### Short exercise
Scan the entries below. List each line with "Marketing".

A run of records
'''

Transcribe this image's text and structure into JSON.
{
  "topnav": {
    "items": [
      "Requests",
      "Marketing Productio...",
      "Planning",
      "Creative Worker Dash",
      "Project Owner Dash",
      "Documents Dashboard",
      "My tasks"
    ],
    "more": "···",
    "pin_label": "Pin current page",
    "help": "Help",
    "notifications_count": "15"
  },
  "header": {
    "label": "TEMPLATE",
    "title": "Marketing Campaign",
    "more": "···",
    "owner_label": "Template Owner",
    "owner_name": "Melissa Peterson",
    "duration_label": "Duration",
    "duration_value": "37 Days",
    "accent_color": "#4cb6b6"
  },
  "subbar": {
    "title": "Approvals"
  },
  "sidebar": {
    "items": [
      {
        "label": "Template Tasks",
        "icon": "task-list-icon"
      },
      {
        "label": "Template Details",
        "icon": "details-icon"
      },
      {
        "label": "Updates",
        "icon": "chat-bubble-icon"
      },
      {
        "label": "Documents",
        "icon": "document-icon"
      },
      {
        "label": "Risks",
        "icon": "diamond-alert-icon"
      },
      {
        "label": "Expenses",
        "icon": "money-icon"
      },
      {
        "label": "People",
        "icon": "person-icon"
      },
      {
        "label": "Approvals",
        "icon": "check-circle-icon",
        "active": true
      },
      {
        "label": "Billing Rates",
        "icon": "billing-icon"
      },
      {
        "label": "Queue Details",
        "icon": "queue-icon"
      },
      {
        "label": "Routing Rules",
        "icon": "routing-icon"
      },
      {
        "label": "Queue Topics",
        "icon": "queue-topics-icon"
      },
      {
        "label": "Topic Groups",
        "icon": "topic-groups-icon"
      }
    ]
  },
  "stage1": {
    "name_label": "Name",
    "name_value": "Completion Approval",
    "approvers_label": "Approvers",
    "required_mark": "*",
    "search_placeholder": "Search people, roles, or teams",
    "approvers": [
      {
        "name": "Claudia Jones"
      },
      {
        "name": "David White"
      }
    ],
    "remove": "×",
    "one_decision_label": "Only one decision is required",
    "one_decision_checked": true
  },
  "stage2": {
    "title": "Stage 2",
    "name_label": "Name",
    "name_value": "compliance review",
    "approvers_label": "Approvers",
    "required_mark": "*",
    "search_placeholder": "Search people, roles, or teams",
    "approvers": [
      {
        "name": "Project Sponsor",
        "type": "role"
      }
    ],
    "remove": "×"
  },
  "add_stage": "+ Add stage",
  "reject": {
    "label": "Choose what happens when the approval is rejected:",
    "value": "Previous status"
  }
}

'''

### Result of the exercise
      "Marketing Productio...",
    "title": "Marketing Campaign",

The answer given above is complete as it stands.